### EXERCISE DETAILS
Below is a block of records; repeat all of them exactly.

——

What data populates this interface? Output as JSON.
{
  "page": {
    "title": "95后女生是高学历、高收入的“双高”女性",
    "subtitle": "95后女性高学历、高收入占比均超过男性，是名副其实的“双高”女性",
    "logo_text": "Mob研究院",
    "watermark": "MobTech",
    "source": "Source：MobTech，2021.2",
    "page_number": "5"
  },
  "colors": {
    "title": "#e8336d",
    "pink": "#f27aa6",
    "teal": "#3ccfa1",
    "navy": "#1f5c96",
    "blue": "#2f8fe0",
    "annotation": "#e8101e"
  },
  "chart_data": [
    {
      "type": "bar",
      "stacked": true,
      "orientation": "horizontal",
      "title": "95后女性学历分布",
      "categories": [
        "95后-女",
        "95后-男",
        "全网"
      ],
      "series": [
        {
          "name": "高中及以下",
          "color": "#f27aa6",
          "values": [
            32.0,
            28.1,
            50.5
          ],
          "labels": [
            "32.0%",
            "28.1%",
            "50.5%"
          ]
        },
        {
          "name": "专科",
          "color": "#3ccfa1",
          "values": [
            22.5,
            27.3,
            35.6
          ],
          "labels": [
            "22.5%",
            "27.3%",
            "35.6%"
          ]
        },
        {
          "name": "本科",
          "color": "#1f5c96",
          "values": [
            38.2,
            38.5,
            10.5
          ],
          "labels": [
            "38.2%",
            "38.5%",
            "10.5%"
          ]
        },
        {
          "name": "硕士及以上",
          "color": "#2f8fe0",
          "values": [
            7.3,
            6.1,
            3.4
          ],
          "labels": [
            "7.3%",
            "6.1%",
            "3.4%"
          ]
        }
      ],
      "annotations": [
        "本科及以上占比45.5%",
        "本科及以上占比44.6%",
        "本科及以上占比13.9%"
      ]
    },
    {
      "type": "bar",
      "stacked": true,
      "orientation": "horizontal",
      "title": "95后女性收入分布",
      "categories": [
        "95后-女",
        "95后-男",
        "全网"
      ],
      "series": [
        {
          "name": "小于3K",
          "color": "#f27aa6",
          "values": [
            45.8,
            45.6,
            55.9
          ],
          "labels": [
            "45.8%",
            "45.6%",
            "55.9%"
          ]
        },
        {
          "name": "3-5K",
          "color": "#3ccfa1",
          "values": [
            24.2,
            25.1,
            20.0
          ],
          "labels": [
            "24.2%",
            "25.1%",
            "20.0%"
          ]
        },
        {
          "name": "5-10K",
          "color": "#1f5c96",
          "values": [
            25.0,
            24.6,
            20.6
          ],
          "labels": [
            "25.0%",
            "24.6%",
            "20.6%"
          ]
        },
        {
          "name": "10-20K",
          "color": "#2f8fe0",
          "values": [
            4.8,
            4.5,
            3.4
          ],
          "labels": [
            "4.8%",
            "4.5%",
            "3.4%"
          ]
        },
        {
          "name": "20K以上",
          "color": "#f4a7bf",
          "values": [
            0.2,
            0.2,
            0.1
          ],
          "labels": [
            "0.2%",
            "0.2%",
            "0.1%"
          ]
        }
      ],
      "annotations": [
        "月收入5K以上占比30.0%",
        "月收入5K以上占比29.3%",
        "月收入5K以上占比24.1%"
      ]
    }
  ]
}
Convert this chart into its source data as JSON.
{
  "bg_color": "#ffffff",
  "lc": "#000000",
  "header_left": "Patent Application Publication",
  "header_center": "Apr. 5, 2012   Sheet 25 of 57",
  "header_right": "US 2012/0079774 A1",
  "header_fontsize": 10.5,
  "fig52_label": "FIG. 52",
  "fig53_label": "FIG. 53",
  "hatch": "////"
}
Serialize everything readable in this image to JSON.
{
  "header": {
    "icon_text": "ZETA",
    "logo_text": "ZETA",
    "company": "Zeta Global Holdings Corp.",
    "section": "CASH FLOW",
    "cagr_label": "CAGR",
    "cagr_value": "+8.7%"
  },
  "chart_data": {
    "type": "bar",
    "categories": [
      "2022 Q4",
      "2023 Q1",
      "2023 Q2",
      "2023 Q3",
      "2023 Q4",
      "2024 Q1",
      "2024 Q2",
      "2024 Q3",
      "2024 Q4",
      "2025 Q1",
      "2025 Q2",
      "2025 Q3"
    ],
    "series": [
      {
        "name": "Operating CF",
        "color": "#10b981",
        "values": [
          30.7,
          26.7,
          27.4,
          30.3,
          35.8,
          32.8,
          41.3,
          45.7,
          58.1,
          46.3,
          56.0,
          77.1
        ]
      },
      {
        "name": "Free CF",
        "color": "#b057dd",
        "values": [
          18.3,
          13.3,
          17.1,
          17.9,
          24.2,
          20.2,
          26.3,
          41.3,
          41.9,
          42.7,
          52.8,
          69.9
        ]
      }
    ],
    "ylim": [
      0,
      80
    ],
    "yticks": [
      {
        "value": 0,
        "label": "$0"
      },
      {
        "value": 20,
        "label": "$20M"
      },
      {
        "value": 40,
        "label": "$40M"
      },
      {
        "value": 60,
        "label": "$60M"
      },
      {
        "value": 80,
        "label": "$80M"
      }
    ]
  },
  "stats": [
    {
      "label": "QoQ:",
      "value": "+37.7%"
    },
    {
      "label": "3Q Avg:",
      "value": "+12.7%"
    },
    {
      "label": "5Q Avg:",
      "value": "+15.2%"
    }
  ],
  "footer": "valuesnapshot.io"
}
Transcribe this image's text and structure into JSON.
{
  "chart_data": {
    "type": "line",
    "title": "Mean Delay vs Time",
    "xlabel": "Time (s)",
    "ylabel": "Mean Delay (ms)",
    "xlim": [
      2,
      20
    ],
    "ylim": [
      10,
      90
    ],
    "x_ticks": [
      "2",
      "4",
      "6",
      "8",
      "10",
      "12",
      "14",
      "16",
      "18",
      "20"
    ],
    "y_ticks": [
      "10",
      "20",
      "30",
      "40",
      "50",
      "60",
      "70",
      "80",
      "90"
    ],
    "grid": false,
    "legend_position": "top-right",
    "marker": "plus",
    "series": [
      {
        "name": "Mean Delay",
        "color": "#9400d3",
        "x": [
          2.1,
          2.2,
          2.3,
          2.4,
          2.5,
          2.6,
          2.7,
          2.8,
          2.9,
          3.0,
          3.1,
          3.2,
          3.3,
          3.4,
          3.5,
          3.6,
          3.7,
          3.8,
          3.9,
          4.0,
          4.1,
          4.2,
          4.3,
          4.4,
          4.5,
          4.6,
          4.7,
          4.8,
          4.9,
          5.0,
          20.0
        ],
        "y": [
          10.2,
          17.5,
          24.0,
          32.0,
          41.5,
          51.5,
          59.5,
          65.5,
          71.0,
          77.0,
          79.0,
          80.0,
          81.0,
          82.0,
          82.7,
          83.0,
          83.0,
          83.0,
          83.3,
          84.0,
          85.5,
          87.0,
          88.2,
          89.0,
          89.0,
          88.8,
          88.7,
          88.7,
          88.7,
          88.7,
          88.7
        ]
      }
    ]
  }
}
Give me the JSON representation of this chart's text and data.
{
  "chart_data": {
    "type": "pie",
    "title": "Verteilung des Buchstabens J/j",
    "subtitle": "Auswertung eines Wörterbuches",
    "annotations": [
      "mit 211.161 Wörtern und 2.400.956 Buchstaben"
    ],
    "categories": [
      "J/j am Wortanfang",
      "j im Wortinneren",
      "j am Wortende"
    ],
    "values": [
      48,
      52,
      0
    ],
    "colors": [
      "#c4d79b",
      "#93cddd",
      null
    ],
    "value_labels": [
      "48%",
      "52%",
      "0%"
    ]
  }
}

——

### EXERCISE OUTPUT
What data populates this interface? Output as JSON.
{
  "page": {
    "title": "95后女生是高学历、高收入的“双高”女性",
    "subtitle": "95后女性高学历、高收入占比均超过男性，是名副其实的“双高”女性",
    "logo_text": "Mob研究院",
    "watermark": "MobTech",
    "source": "Source：MobTech，2021.2",
    "page_number": "5"
  },
  "colors": {
    "title": "#e8336d",
    "pink": "#f27aa6",
    "teal": "#3ccfa1",
    "navy": "#1f5c96",
    "blue": "#2f8fe0",
    "annotation": "#e8101e"
  },
  "chart_data": [
    {
      "type": "bar",
      "stacked": true,
      "orientation": "horizontal",
      "title": "95后女性学历分布",
      "categories": [
        "95后-女",
        "95后-男",
        "全网"
      ],
      "series": [
        {
          "name": "高中及以下",
          "color": "#f27aa6",
          "values": [
            32.0,
            28.1,
            50.5
          ],
          "labels": [
            "32.0%",
            "28.1%",
            "50.5%"
          ]
        },
        {
          "name": "专科",
          "color": "#3ccfa1",
          "values": [
            22.5,
            27.3,
            35.6
          ],
          "labels": [
            "22.5%",
            "27.3%",
            "35.6%"
          ]
        },
        {
          "name": "本科",
          "color": "#1f5c96",
          "values": [
            38.2,
            38.5,
            10.5
          ],
          "labels": [
            "38.2%",
            "38.5%",
            "10.5%"
          ]
        },
        {
          "name": "硕士及以上",
          "color": "#2f8fe0",
          "values": [
            7.3,
            6.1,
            3.4
          ],
          "labels": [
            "7.3%",
            "6.1%",
            "3.4%"
          ]
        }
      ],
      "annotations": [
        "本科及以上占比45.5%",
        "本科及以上占比44.6%",
        "本科及以上占比13.9%"
      ]
    },
    {
      "type": "bar",
      "stacked": true,
      "orientation": "horizontal",
      "title": "95后女性收入分布",
      "categories": [
        "95后-女",
        "95后-男",
        "全网"
      ],
      "series": [
        {
          "name": "小于3K",
          "color": "#f27aa6",
          "values": [
            45.8,
            45.6,
            55.9
          ],
          "labels": [
            "45.8%",
            "45.6%",
            "55.9%"
          ]
        },
        {
          "name": "3-5K",
          "color": "#3ccfa1",
          "values": [
            24.2,
            25.1,
            20.0
          ],
          "labels": [
            "24.2%",
            "25.1%",
            "20.0%"
          ]
        },
        {
          "name": "5-10K",
          "color": "#1f5c96",
          "values": [
            25.0,
            24.6,
            20.6
          ],
          "labels": [
            "25.0%",
            "24.6%",
            "20.6%"
          ]
        },
        {
          "name": "10-20K",
          "color": "#2f8fe0",
          "values": [
            4.8,
            4.5,
            3.4
          ],
          "labels": [
            "4.8%",
            "4.5%",
            "3.4%"
          ]
        },
        {
          "name": "20K以上",
          "color": "#f4a7bf",
          "values": [
            0.2,
            0.2,
            0.1
          ],
          "labels": [
            "0.2%",
            "0.2%",
            "0.1%"
          ]
        }
      ],
      "annotations": [
        "月收入5K以上占比30.0%",
        "月收入5K以上占比29.3%",
        "月收入5K以上占比24.1%"
      ]
    }
  ]
}
Convert this chart into its source data as JSON.
{
  "bg_color": "#ffffff",
  "lc": "#000000",
  "header_left": "Patent Application Publication",
  "header_center": "Apr. 5, 2012   Sheet 25 of 57",
  "header_right": "US 2012/0079774 A1",
  "header_fontsize": 10.5,
  "fig52_label": "FIG. 52",
  "fig53_label": "FIG. 53",
  "hatch": "////"
}
Serialize everything readable in this image to JSON.
{
  "header": {
    "icon_text": "ZETA",
    "logo_text": "ZETA",
    "company": "Zeta Global Holdings Corp.",
    "section": "CASH FLOW",
    "cagr_label": "CAGR",
    "cagr_value": "+8.7%"
  },
  "chart_data": {
    "type": "bar",
    "categories": [
      "2022 Q4",
      "2023 Q1",
      "2023 Q2",
      "2023 Q3",
      "2023 Q4",
      "2024 Q1",
      "2024 Q2",
      "2024 Q3",
      "2024 Q4",
      "2025 Q1",
      "2025 Q2",
      "2025 Q3"
    ],
    "series": [
      {
        "name": "Operating CF",
        "color": "#10b981",
        "values": [
          30.7,
          26.7,
          27.4,
          30.3,
          35.8,
          32.8,
          41.3,
          45.7,
          58.1,
          46.3,
          56.0,
          77.1
        ]
      },
      {
        "name": "Free CF",
        "color": "#b057dd",
        "values": [
          18.3,
          13.3,
          17.1,
          17.9,
          24.2,
          20.2,
          26.3,
          41.3,
          41.9,
          42.7,
          52.8,
          69.9
        ]
      }
    ],
    "ylim": [
      0,
      80
    ],
    "yticks": [
      {
        "value": 0,
        "label": "$0"
      },
      {
        "value": 20,
        "label": "$20M"
      },
      {
        "value": 40,
        "label": "$40M"
      },
      {
        "value": 60,
        "label": "$60M"
      },
      {
        "value": 80,
        "label": "$80M"
      }
    ]
  },
  "stats": [
    {
      "label": "QoQ:",
      "value": "+37.7%"
    },
    {
      "label": "3Q Avg:",
      "value": "+12.7%"
    },
    {
      "label": "5Q Avg:",
      "value": "+15.2%"
    }
  ],
  "footer": "valuesnapshot.io"
}
Transcribe this image's text and structure into JSON.
{
  "chart_data": {
    "type": "line",
    "title": "Mean Delay vs Time",
    "xlabel": "Time (s)",
    "ylabel": "Mean Delay (ms)",
    "xlim": [
      2,
      20
    ],
    "ylim": [
      10,
      90
    ],
    "x_ticks": [
      "2",
      "4",
      "6",
      "8",
      "10",
      "12",
      "14",
      "16",
      "18",
      "20"
    ],
    "y_ticks": [
      "10",
      "20",
      "30",
      "40",
      "50",
      "60",
      "70",
      "80",
      "90"
    ],
    "grid": false,
    "legend_position": "top-right",
    "marker": "plus",
    "series": [
      {
        "name": "Mean Delay",
        "color": "#9400d3",
        "x": [
          2.1,
          2.2,
          2.3,
          2.4,
          2.5,
          2.6,
          2.7,
          2.8,
          2.9,
          3.0,
          3.1,
          3.2,
          3.3,
          3.4,
          3.5,
          3.6,
          3.7,
          3.8,
          3.9,
          4.0,
          4.1,
          4.2,
          4.3,
          4.4,
          4.5,
          4.6,
          4.7,
          4.8,
          4.9,
          5.0,
          20.0
        ],
        "y": [
          10.2,
          17.5,
          24.0,
          32.0,
          41.5,
          51.5,
          59.5,
          65.5,
          71.0,
          77.0,
          79.0,
          80.0,
          81.0,
          82.0,
          82.7,
          83.0,
          83.0,
          83.0,
          83.3,
          84.0,
          85.5,
          87.0,
          88.2,
          89.0,
          89.0,
          88.8,
          88.7,
          88.7,
          88.7,
          88.7,
          88.7
        ]
      }
    ]
  }
}
Give me the JSON representation of this chart's text and data.
{
  "chart_data": {
    "type": "pie",
    "title": "Verteilung des Buchstabens J/j",
    "subtitle": "Auswertung eines Wörterbuches",
    "annotations": [
      "mit 211.161 Wörtern und 2.400.956 Buchstaben"
    ],
    "categories": [
      "J/j am Wortanfang",
      "j im Wortinneren",
      "j am Wortende"
    ],
    "values": [
      48,
      52,
      0
    ],
    "colors": [
      "#c4d79b",
      "#93cddd",
      null
    ],
    "value_labels": [
      "48%",
      "52%",
      "0%"
    ]
  }
}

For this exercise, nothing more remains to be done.